Supplied records —
-- Begin --

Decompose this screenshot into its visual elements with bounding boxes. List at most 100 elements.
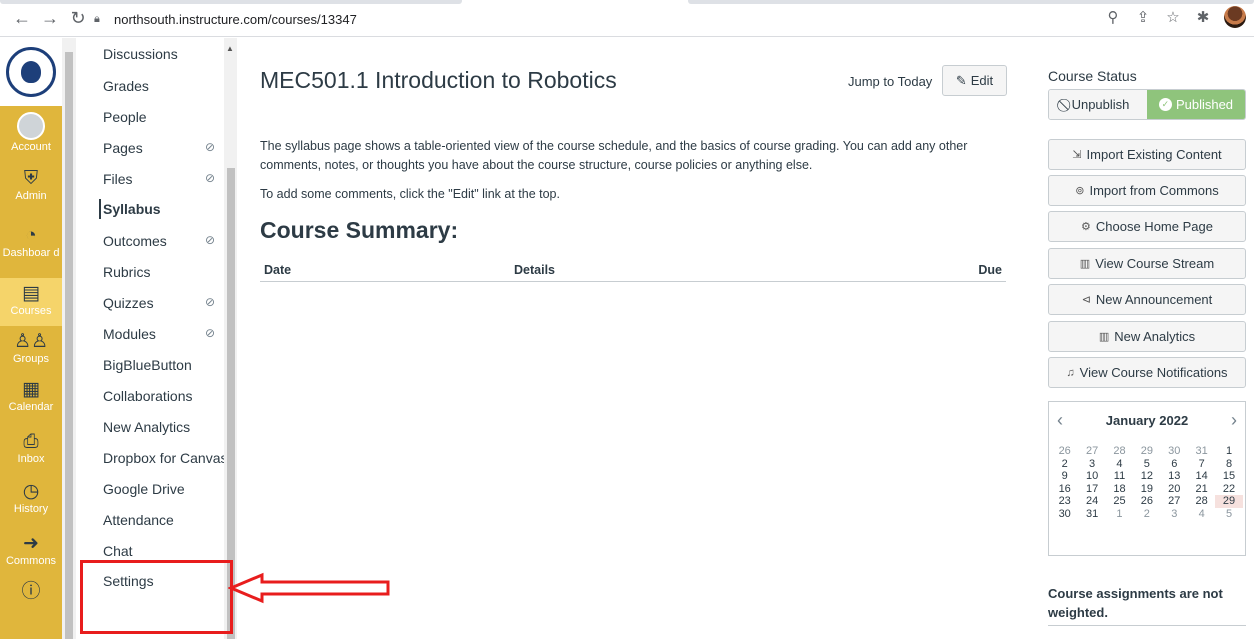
zoom-icon[interactable]: ⚲ bbox=[1104, 8, 1122, 26]
course-nav-people[interactable]: People bbox=[103, 109, 221, 127]
calendar-day[interactable]: 29 bbox=[1215, 495, 1243, 508]
calendar-day[interactable]: 25 bbox=[1106, 495, 1133, 508]
calendar-day[interactable]: 3 bbox=[1161, 508, 1188, 521]
next-month-icon[interactable]: › bbox=[1231, 410, 1237, 431]
browser-toolbar: ← → ↻ 🔒︎ northsouth.instructure.com/cour… bbox=[0, 0, 1254, 37]
calendar-day[interactable]: 3 bbox=[1078, 458, 1105, 471]
calendar-day[interactable]: 20 bbox=[1161, 483, 1188, 496]
back-icon[interactable]: ← bbox=[8, 8, 36, 29]
course-nav-syllabus[interactable]: Syllabus bbox=[103, 201, 221, 219]
calendar-day[interactable]: 13 bbox=[1161, 470, 1188, 483]
calendar-day[interactable]: 10 bbox=[1078, 470, 1105, 483]
global-nav-calendar[interactable]: ▦ Calendar bbox=[0, 376, 62, 426]
calendar-day[interactable]: 16 bbox=[1051, 483, 1078, 496]
calendar-day[interactable]: 11 bbox=[1106, 470, 1133, 483]
course-nav-google-drive[interactable]: Google Drive bbox=[103, 481, 221, 499]
bookmark-star-icon[interactable]: ☆ bbox=[1164, 8, 1182, 26]
calendar-day[interactable]: 29 bbox=[1133, 445, 1160, 458]
import-from-commons-button[interactable]: ⊚ Import from Commons bbox=[1048, 175, 1246, 206]
calendar-day[interactable]: 30 bbox=[1051, 508, 1078, 521]
calendar-day[interactable]: 30 bbox=[1161, 445, 1188, 458]
groups-icon: ♙♙ bbox=[13, 331, 49, 352]
calendar-day[interactable]: 27 bbox=[1161, 495, 1188, 508]
course-nav-new-analytics[interactable]: New Analytics bbox=[103, 419, 221, 437]
calendar-day[interactable]: 31 bbox=[1078, 508, 1105, 521]
choose-home-page-button[interactable]: ⚙ Choose Home Page bbox=[1048, 211, 1246, 242]
unpublish-button[interactable]: ⃠ Unpublish bbox=[1049, 90, 1147, 119]
view-course-stream-button[interactable]: ▥ View Course Stream bbox=[1048, 248, 1246, 279]
calendar-day[interactable]: 1 bbox=[1106, 508, 1133, 521]
global-nav-dashboard[interactable]: ◔ Dashboar d bbox=[0, 216, 62, 278]
reload-icon[interactable]: ↻ bbox=[64, 8, 92, 29]
global-nav-courses[interactable]: ▤ Courses bbox=[0, 278, 62, 326]
calendar-day[interactable]: 18 bbox=[1106, 483, 1133, 496]
calendar-day[interactable]: 27 bbox=[1078, 445, 1105, 458]
address-bar[interactable]: 🔒︎ northsouth.instructure.com/courses/13… bbox=[94, 7, 1114, 31]
calendar-day[interactable]: 26 bbox=[1051, 445, 1078, 458]
calendar-day[interactable]: 12 bbox=[1133, 470, 1160, 483]
calendar-day[interactable]: 8 bbox=[1215, 458, 1242, 471]
published-button[interactable]: ✓ Published bbox=[1147, 90, 1245, 119]
column-details: Details bbox=[514, 263, 555, 277]
global-nav-groups[interactable]: ♙♙ Groups bbox=[0, 326, 62, 376]
view-course-notifications-button[interactable]: ♫ View Course Notifications bbox=[1048, 357, 1246, 388]
calendar-day[interactable]: 6 bbox=[1161, 458, 1188, 471]
share-icon[interactable]: ⇪ bbox=[1134, 8, 1152, 26]
course-nav-pages[interactable]: Pages ⊘ bbox=[103, 140, 221, 158]
calendar-day[interactable]: 24 bbox=[1078, 495, 1105, 508]
calendar-day[interactable]: 28 bbox=[1106, 445, 1133, 458]
calendar-day[interactable]: 4 bbox=[1188, 508, 1215, 521]
calendar-day[interactable]: 19 bbox=[1133, 483, 1160, 496]
previous-month-icon[interactable]: ‹ bbox=[1057, 410, 1063, 431]
course-nav-rubrics[interactable]: Rubrics bbox=[103, 264, 221, 282]
course-nav-collaborations[interactable]: Collaborations bbox=[103, 388, 221, 406]
calendar-day[interactable]: 31 bbox=[1188, 445, 1215, 458]
calendar-day[interactable]: 14 bbox=[1188, 470, 1215, 483]
calendar-day[interactable]: 5 bbox=[1215, 508, 1242, 521]
jump-to-today-link[interactable]: Jump to Today bbox=[848, 74, 932, 89]
calendar-day[interactable]: 26 bbox=[1133, 495, 1160, 508]
profile-avatar[interactable] bbox=[1224, 6, 1246, 28]
global-nav-admin[interactable]: ⛨ Admin bbox=[0, 161, 62, 216]
course-nav-modules[interactable]: Modules ⊘ bbox=[103, 326, 221, 344]
url-text[interactable]: northsouth.instructure.com/courses/13347 bbox=[114, 12, 357, 27]
import-existing-content-button[interactable]: ⇲ Import Existing Content bbox=[1048, 139, 1246, 170]
course-nav-scrollbar[interactable]: ▲ bbox=[224, 38, 237, 639]
course-nav-discussions[interactable]: Discussions bbox=[103, 46, 221, 64]
calendar-day[interactable]: 21 bbox=[1188, 483, 1215, 496]
new-analytics-button[interactable]: ▥ New Analytics bbox=[1048, 321, 1246, 352]
calendar-day[interactable]: 23 bbox=[1051, 495, 1078, 508]
course-nav-outcomes[interactable]: Outcomes ⊘ bbox=[103, 233, 221, 251]
weighted-note: Course assignments are not weighted. bbox=[1048, 586, 1223, 620]
calendar-day[interactable]: 2 bbox=[1133, 508, 1160, 521]
course-nav-quizzes[interactable]: Quizzes ⊘ bbox=[103, 295, 221, 313]
calendar-day[interactable]: 2 bbox=[1051, 458, 1078, 471]
calendar-day[interactable]: 5 bbox=[1133, 458, 1160, 471]
calendar-day[interactable]: 22 bbox=[1215, 483, 1242, 496]
calendar-day[interactable]: 1 bbox=[1215, 445, 1242, 458]
course-nav-files[interactable]: Files ⊘ bbox=[103, 171, 221, 189]
lock-icon[interactable]: 🔒︎ bbox=[94, 13, 108, 26]
calendar-day[interactable]: 17 bbox=[1078, 483, 1105, 496]
global-nav-account[interactable]: Account bbox=[0, 106, 62, 161]
course-nav-chat[interactable]: Chat bbox=[103, 543, 221, 561]
calendar-day[interactable]: 4 bbox=[1106, 458, 1133, 471]
extensions-icon[interactable]: ✱ bbox=[1194, 8, 1212, 26]
forward-icon[interactable]: → bbox=[36, 8, 64, 29]
scroll-up-icon[interactable]: ▲ bbox=[226, 44, 234, 53]
global-nav-inbox[interactable]: ⎙ Inbox bbox=[0, 426, 62, 476]
global-nav-history[interactable]: ◷ History bbox=[0, 476, 62, 528]
course-nav-bigbluebutton[interactable]: BigBlueButton bbox=[103, 357, 221, 375]
global-nav-help[interactable]: ⓘ bbox=[0, 578, 62, 608]
university-logo[interactable] bbox=[0, 38, 62, 106]
course-nav-attendance[interactable]: Attendance bbox=[103, 512, 221, 530]
calendar-day[interactable]: 15 bbox=[1215, 470, 1242, 483]
calendar-day[interactable]: 9 bbox=[1051, 470, 1078, 483]
global-nav-commons[interactable]: ➜ Commons bbox=[0, 528, 62, 578]
edit-button[interactable]: ✎ Edit bbox=[942, 65, 1007, 96]
calendar-day[interactable]: 7 bbox=[1188, 458, 1215, 471]
course-nav-grades[interactable]: Grades bbox=[103, 78, 221, 96]
calendar-day[interactable]: 28 bbox=[1188, 495, 1215, 508]
global-nav-scrollbar[interactable] bbox=[62, 38, 76, 639]
new-announcement-button[interactable]: ⊲ New Announcement bbox=[1048, 284, 1246, 315]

-- End --

Filter the lines above down to those that contain the word "Analytics", matching case exactly, and copy each of them.

course-nav-new-analytics[interactable]: New Analytics bbox=[103, 419, 221, 437]
new-analytics-button[interactable]: ▥ New Analytics bbox=[1048, 321, 1246, 352]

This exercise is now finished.